_Given problem:_ For each line in the data below that holds "Error", return a copy.

--------------------------------

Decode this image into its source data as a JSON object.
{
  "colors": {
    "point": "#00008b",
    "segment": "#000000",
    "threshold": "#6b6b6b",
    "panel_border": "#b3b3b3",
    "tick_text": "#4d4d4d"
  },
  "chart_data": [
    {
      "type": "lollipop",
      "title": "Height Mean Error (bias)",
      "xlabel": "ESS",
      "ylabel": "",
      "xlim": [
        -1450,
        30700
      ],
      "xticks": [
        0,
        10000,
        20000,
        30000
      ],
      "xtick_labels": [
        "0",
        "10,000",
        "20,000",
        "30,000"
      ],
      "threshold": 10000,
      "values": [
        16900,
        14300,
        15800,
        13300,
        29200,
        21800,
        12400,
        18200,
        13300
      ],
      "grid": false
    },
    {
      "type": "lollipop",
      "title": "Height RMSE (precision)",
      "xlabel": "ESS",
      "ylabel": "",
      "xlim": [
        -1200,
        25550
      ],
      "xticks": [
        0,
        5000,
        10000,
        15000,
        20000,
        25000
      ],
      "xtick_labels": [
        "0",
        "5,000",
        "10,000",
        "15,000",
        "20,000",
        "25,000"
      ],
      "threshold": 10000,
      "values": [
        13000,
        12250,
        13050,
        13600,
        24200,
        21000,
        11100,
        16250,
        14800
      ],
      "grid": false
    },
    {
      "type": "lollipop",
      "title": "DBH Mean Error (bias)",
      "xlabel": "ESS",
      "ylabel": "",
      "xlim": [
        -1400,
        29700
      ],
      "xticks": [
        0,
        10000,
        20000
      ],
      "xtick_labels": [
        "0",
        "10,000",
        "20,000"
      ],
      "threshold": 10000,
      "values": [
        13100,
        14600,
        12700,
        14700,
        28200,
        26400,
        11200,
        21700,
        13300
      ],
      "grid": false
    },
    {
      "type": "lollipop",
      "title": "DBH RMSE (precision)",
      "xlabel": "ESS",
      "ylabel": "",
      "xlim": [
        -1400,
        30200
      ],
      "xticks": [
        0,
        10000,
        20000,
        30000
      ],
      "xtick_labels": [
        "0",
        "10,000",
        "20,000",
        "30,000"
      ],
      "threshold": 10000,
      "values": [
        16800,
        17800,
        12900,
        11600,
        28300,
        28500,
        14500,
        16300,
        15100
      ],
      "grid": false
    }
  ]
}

--------------------------------

_Solution to this task:_
      "title": "Height Mean Error (bias)",
      "title": "DBH Mean Error (bias)",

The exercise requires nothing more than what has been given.